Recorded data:

○ ○ ○ ○

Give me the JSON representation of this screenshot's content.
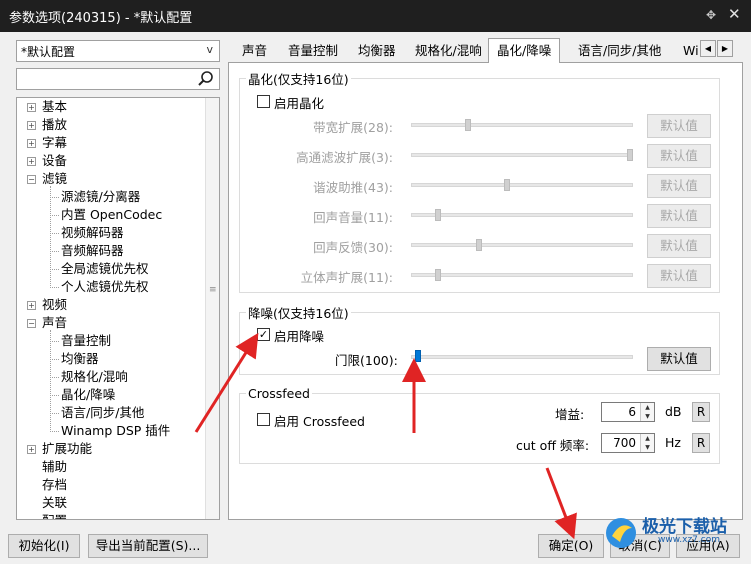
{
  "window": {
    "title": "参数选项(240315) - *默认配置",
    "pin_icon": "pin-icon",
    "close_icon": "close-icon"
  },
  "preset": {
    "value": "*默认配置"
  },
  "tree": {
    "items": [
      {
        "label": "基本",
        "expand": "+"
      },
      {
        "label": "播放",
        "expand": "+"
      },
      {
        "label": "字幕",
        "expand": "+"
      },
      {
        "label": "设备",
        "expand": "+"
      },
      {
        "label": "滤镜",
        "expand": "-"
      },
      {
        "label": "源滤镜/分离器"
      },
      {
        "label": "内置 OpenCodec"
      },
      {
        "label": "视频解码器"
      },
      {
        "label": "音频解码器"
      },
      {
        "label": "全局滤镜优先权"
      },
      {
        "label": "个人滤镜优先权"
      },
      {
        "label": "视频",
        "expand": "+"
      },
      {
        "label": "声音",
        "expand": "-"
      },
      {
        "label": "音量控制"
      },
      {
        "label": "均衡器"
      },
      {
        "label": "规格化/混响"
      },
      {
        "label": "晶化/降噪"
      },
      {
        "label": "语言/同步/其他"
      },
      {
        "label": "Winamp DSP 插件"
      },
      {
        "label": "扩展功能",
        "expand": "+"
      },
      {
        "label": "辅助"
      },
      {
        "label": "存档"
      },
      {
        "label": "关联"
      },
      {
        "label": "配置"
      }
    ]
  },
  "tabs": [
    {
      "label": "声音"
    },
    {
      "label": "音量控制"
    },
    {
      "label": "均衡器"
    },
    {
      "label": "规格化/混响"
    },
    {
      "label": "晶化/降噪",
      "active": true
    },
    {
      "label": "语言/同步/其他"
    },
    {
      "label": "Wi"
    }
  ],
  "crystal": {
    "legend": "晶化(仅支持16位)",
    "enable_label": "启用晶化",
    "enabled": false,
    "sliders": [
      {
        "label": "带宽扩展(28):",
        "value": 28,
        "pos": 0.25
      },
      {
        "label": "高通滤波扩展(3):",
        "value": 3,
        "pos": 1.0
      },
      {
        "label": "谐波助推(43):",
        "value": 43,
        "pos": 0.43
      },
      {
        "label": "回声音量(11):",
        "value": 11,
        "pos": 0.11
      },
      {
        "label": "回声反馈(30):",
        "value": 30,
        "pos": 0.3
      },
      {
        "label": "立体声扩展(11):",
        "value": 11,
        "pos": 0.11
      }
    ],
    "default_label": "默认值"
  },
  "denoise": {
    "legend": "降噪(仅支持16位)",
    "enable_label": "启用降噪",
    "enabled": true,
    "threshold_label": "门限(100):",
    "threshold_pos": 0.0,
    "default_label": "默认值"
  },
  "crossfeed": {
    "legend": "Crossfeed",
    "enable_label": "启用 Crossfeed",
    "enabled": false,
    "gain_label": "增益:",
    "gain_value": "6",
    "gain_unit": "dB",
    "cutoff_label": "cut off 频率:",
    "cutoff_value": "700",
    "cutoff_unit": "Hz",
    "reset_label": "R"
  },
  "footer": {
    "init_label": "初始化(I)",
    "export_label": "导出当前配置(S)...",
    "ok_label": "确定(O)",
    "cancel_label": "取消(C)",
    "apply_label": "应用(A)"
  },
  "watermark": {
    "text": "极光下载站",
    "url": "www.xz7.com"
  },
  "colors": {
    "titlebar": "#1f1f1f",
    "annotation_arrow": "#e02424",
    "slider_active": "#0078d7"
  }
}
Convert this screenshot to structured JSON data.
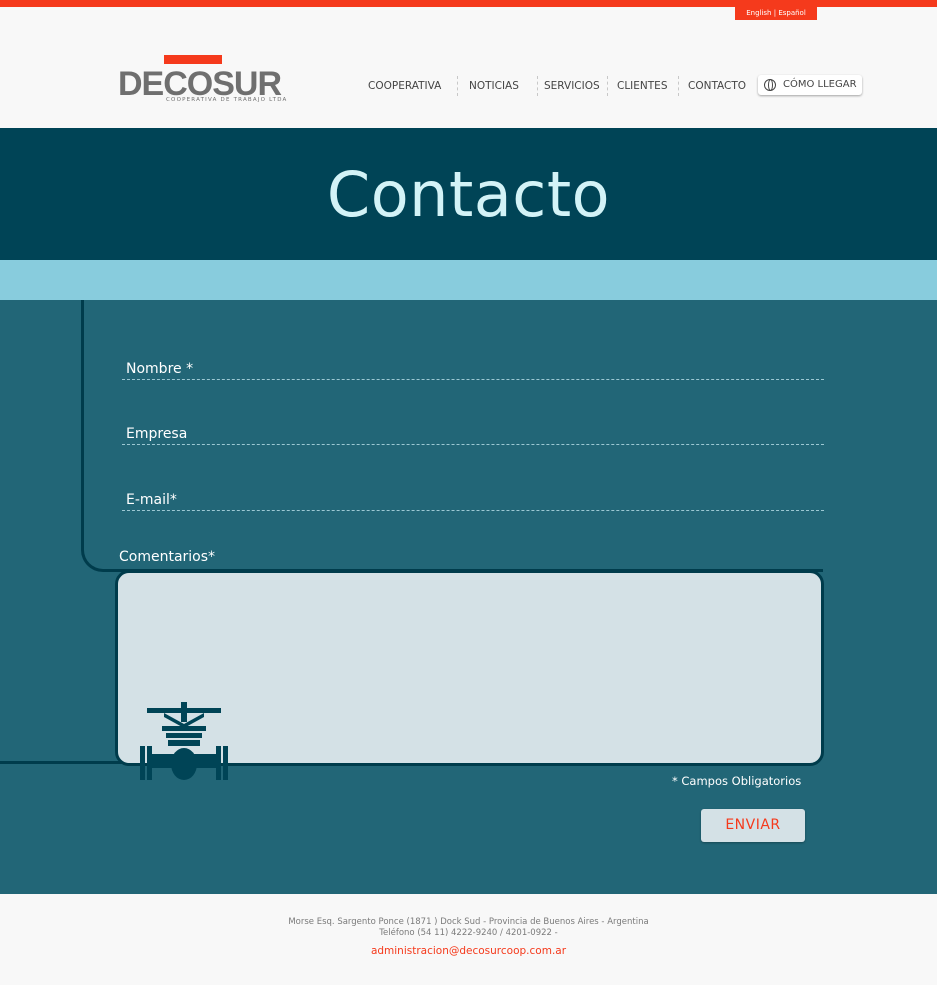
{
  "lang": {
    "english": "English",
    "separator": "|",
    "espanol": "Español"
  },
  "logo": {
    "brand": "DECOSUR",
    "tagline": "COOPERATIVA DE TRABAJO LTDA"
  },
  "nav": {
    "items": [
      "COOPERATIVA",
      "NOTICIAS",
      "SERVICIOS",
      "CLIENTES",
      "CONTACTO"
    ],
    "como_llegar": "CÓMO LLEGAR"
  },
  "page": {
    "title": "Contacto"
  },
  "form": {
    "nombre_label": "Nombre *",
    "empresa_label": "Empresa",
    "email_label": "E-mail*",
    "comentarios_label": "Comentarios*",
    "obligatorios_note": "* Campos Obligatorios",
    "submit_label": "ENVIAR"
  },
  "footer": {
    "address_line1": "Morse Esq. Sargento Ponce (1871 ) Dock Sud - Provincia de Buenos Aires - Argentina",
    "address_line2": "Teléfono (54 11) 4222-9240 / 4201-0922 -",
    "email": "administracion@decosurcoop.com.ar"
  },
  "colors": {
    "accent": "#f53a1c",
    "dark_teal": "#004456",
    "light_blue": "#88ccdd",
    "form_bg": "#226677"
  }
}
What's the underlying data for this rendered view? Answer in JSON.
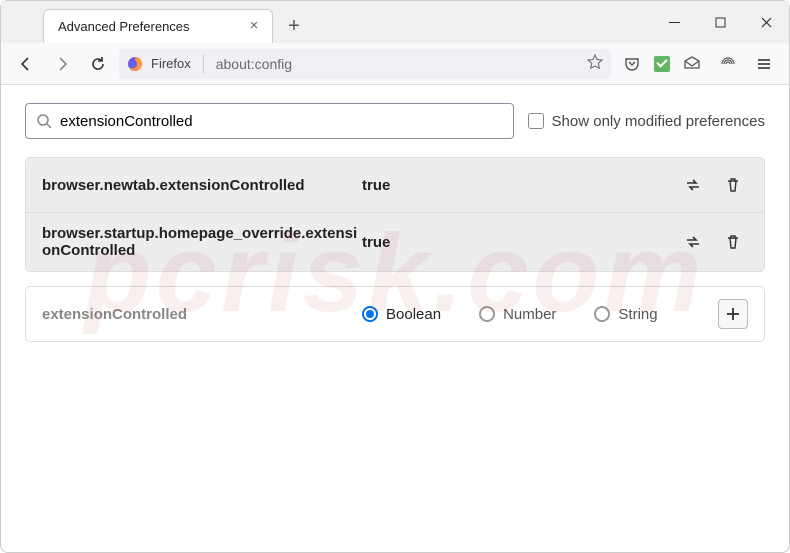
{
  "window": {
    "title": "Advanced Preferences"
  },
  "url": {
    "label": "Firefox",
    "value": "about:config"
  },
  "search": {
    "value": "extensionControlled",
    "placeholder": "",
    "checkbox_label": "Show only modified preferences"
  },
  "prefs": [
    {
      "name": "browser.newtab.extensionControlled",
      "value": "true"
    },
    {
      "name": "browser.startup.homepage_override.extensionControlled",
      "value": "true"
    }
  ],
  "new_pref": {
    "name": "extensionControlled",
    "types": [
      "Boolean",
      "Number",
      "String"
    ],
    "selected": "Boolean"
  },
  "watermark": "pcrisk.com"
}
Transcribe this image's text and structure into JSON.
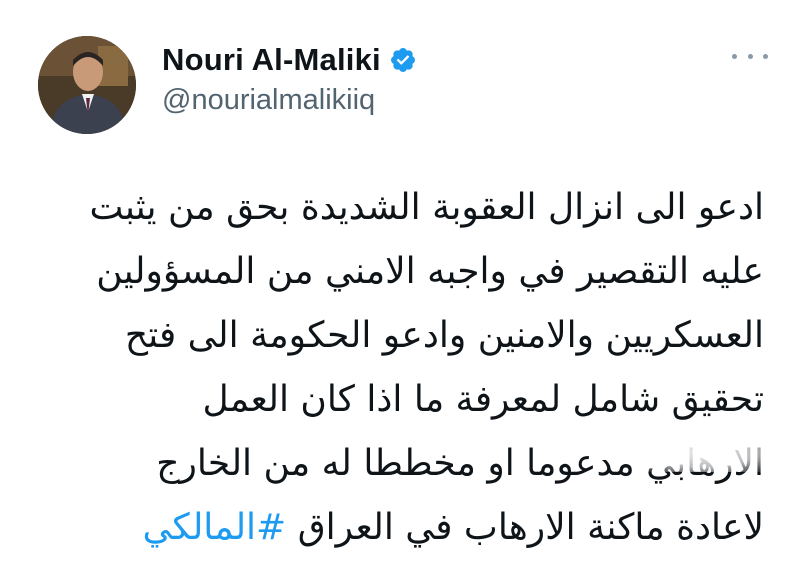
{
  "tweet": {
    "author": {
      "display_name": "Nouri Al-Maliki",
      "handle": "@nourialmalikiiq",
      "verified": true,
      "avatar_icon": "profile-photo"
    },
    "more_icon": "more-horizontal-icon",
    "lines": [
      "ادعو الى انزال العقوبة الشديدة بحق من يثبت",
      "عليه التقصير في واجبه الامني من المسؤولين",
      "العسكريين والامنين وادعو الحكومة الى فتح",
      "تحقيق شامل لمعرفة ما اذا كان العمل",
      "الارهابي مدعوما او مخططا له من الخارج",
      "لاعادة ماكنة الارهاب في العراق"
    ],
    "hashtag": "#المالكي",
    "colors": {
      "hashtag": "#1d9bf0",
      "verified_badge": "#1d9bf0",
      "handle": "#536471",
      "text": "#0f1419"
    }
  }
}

○ ○ ○ ○

GIVEN EXERCISE —
Lines that hold "extensionControlled" are the ones to copy; find all of them.

EXERCISE RESULT —
    "value": "extensionControlled",
      "name": "browser.newtab.extensionControlled",
      "name": "browser.startup.homepage_override.extensionControlled",
    "name": "extensionControlled",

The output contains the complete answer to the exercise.